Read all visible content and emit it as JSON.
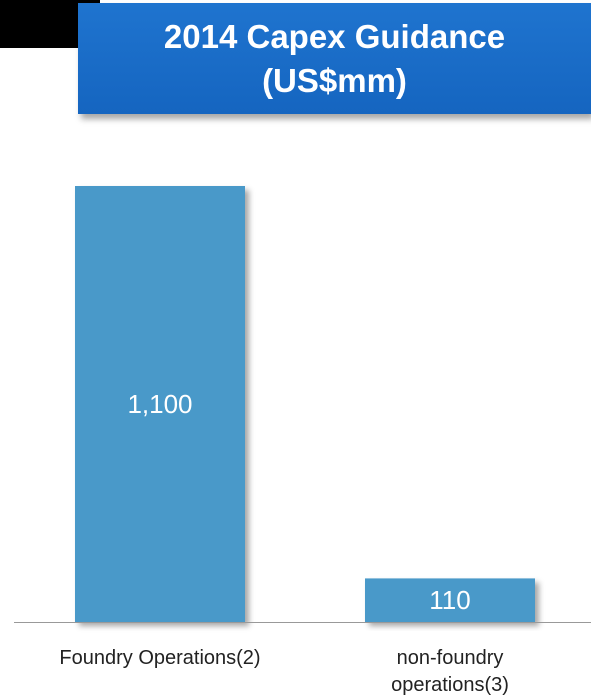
{
  "chart_data": {
    "type": "bar",
    "title": "2014 Capex Guidance\n(US$mm)",
    "categories": [
      "Foundry Operations(2)",
      "non-foundry\noperations(3)"
    ],
    "values": [
      1100,
      110
    ],
    "value_labels": [
      "1,100",
      "110"
    ],
    "xlabel": "",
    "ylabel": "",
    "ylim": [
      0,
      1100
    ],
    "grid": false,
    "legend": "none",
    "colors": {
      "bar": "#4a99c9",
      "title_background": "#1a6cc6",
      "title_text": "#ffffff",
      "axis": "#999999"
    }
  }
}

**What you need to do:**
Quote all the records verbatim, dropping any pictures from your copy.

**Full solution:**
Read all visible content and emit it as JSON.
{
  "chart_data": {
    "type": "bar",
    "title": "2014 Capex Guidance\n(US$mm)",
    "categories": [
      "Foundry Operations(2)",
      "non-foundry\noperations(3)"
    ],
    "values": [
      1100,
      110
    ],
    "value_labels": [
      "1,100",
      "110"
    ],
    "xlabel": "",
    "ylabel": "",
    "ylim": [
      0,
      1100
    ],
    "grid": false,
    "legend": "none",
    "colors": {
      "bar": "#4a99c9",
      "title_background": "#1a6cc6",
      "title_text": "#ffffff",
      "axis": "#999999"
    }
  }
}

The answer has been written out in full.